■ Dataset content
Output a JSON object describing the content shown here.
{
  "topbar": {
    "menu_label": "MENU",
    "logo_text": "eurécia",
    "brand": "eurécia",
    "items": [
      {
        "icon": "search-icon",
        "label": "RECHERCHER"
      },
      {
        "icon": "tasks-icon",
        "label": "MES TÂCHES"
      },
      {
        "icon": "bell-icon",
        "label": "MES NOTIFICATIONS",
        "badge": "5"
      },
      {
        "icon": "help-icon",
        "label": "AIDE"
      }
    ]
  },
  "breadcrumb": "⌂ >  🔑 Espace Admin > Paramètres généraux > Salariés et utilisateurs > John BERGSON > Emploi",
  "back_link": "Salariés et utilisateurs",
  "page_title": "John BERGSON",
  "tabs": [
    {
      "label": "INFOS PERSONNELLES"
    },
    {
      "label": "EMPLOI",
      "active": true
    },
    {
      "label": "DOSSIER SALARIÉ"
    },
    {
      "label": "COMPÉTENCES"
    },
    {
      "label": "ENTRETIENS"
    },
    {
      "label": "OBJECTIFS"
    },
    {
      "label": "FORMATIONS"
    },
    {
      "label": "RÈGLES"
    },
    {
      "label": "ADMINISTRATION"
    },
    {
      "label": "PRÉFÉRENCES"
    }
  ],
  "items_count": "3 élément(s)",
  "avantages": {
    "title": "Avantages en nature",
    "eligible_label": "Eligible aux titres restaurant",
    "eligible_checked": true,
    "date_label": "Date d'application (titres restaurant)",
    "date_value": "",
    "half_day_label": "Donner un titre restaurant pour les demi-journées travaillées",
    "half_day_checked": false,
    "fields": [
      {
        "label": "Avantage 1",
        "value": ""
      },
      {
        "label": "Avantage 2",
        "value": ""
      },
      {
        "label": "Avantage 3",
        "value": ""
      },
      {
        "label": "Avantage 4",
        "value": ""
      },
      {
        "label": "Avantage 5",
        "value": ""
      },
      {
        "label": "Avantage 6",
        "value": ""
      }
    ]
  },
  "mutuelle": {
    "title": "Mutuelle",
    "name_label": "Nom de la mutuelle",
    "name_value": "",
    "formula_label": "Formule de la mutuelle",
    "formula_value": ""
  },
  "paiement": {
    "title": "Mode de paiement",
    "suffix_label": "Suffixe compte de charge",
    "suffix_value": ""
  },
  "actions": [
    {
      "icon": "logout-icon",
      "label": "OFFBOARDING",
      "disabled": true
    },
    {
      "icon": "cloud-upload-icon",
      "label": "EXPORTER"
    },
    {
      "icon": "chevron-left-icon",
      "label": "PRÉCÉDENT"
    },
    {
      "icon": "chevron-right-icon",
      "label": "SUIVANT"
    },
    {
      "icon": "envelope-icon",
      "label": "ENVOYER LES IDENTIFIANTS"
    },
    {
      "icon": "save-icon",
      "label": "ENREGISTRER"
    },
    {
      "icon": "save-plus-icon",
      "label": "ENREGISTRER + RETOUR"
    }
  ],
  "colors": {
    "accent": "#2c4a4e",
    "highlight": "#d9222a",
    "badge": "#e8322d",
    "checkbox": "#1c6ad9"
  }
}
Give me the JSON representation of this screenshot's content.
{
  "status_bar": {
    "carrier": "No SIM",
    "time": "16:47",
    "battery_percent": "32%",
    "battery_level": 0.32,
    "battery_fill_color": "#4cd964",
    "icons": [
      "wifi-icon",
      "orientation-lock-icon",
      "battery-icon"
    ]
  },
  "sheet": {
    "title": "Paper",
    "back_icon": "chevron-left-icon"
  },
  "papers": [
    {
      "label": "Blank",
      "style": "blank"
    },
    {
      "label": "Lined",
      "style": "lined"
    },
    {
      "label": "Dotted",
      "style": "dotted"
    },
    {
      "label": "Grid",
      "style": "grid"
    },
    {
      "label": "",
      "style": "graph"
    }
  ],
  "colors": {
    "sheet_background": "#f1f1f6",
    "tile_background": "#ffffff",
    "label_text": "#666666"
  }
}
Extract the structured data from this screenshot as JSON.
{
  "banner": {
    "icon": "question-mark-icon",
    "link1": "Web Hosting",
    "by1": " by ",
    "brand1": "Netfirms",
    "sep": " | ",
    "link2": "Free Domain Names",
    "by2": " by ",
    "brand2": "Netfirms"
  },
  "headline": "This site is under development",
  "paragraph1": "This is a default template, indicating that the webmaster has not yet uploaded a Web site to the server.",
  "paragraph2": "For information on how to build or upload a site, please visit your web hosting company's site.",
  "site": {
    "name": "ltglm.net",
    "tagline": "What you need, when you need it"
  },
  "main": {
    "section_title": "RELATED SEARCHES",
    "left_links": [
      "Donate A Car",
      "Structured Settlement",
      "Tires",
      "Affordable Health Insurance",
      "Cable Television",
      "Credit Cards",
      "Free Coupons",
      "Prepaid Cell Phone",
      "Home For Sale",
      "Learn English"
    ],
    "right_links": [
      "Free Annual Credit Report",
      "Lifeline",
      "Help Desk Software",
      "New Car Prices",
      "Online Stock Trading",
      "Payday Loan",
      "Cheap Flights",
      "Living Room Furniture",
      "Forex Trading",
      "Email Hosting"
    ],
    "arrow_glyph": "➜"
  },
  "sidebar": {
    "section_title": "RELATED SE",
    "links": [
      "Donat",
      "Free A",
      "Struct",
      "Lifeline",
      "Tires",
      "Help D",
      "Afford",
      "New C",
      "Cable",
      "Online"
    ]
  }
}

■ Stated exercise
Print the listing above in full, exactly as it is.

■ Finished answer
Output a JSON object describing the content shown here.
{
  "topbar": {
    "menu_label": "MENU",
    "logo_text": "eurécia",
    "brand": "eurécia",
    "items": [
      {
        "icon": "search-icon",
        "label": "RECHERCHER"
      },
      {
        "icon": "tasks-icon",
        "label": "MES TÂCHES"
      },
      {
        "icon": "bell-icon",
        "label": "MES NOTIFICATIONS",
        "badge": "5"
      },
      {
        "icon": "help-icon",
        "label": "AIDE"
      }
    ]
  },
  "breadcrumb": "⌂ >  🔑 Espace Admin > Paramètres généraux > Salariés et utilisateurs > John BERGSON > Emploi",
  "back_link": "Salariés et utilisateurs",
  "page_title": "John BERGSON",
  "tabs": [
    {
      "label": "INFOS PERSONNELLES"
    },
    {
      "label": "EMPLOI",
      "active": true
    },
    {
      "label": "DOSSIER SALARIÉ"
    },
    {
      "label": "COMPÉTENCES"
    },
    {
      "label": "ENTRETIENS"
    },
    {
      "label": "OBJECTIFS"
    },
    {
      "label": "FORMATIONS"
    },
    {
      "label": "RÈGLES"
    },
    {
      "label": "ADMINISTRATION"
    },
    {
      "label": "PRÉFÉRENCES"
    }
  ],
  "items_count": "3 élément(s)",
  "avantages": {
    "title": "Avantages en nature",
    "eligible_label": "Eligible aux titres restaurant",
    "eligible_checked": true,
    "date_label": "Date d'application (titres restaurant)",
    "date_value": "",
    "half_day_label": "Donner un titre restaurant pour les demi-journées travaillées",
    "half_day_checked": false,
    "fields": [
      {
        "label": "Avantage 1",
        "value": ""
      },
      {
        "label": "Avantage 2",
        "value": ""
      },
      {
        "label": "Avantage 3",
        "value": ""
      },
      {
        "label": "Avantage 4",
        "value": ""
      },
      {
        "label": "Avantage 5",
        "value": ""
      },
      {
        "label": "Avantage 6",
        "value": ""
      }
    ]
  },
  "mutuelle": {
    "title": "Mutuelle",
    "name_label": "Nom de la mutuelle",
    "name_value": "",
    "formula_label": "Formule de la mutuelle",
    "formula_value": ""
  },
  "paiement": {
    "title": "Mode de paiement",
    "suffix_label": "Suffixe compte de charge",
    "suffix_value": ""
  },
  "actions": [
    {
      "icon": "logout-icon",
      "label": "OFFBOARDING",
      "disabled": true
    },
    {
      "icon": "cloud-upload-icon",
      "label": "EXPORTER"
    },
    {
      "icon": "chevron-left-icon",
      "label": "PRÉCÉDENT"
    },
    {
      "icon": "chevron-right-icon",
      "label": "SUIVANT"
    },
    {
      "icon": "envelope-icon",
      "label": "ENVOYER LES IDENTIFIANTS"
    },
    {
      "icon": "save-icon",
      "label": "ENREGISTRER"
    },
    {
      "icon": "save-plus-icon",
      "label": "ENREGISTRER + RETOUR"
    }
  ],
  "colors": {
    "accent": "#2c4a4e",
    "highlight": "#d9222a",
    "badge": "#e8322d",
    "checkbox": "#1c6ad9"
  }
}
Give me the JSON representation of this screenshot's content.
{
  "status_bar": {
    "carrier": "No SIM",
    "time": "16:47",
    "battery_percent": "32%",
    "battery_level": 0.32,
    "battery_fill_color": "#4cd964",
    "icons": [
      "wifi-icon",
      "orientation-lock-icon",
      "battery-icon"
    ]
  },
  "sheet": {
    "title": "Paper",
    "back_icon": "chevron-left-icon"
  },
  "papers": [
    {
      "label": "Blank",
      "style": "blank"
    },
    {
      "label": "Lined",
      "style": "lined"
    },
    {
      "label": "Dotted",
      "style": "dotted"
    },
    {
      "label": "Grid",
      "style": "grid"
    },
    {
      "label": "",
      "style": "graph"
    }
  ],
  "colors": {
    "sheet_background": "#f1f1f6",
    "tile_background": "#ffffff",
    "label_text": "#666666"
  }
}
Extract the structured data from this screenshot as JSON.
{
  "banner": {
    "icon": "question-mark-icon",
    "link1": "Web Hosting",
    "by1": " by ",
    "brand1": "Netfirms",
    "sep": " | ",
    "link2": "Free Domain Names",
    "by2": " by ",
    "brand2": "Netfirms"
  },
  "headline": "This site is under development",
  "paragraph1": "This is a default template, indicating that the webmaster has not yet uploaded a Web site to the server.",
  "paragraph2": "For information on how to build or upload a site, please visit your web hosting company's site.",
  "site": {
    "name": "ltglm.net",
    "tagline": "What you need, when you need it"
  },
  "main": {
    "section_title": "RELATED SEARCHES",
    "left_links": [
      "Donate A Car",
      "Structured Settlement",
      "Tires",
      "Affordable Health Insurance",
      "Cable Television",
      "Credit Cards",
      "Free Coupons",
      "Prepaid Cell Phone",
      "Home For Sale",
      "Learn English"
    ],
    "right_links": [
      "Free Annual Credit Report",
      "Lifeline",
      "Help Desk Software",
      "New Car Prices",
      "Online Stock Trading",
      "Payday Loan",
      "Cheap Flights",
      "Living Room Furniture",
      "Forex Trading",
      "Email Hosting"
    ],
    "arrow_glyph": "➜"
  },
  "sidebar": {
    "section_title": "RELATED SE",
    "links": [
      "Donat",
      "Free A",
      "Struct",
      "Lifeline",
      "Tires",
      "Help D",
      "Afford",
      "New C",
      "Cable",
      "Online"
    ]
  }
}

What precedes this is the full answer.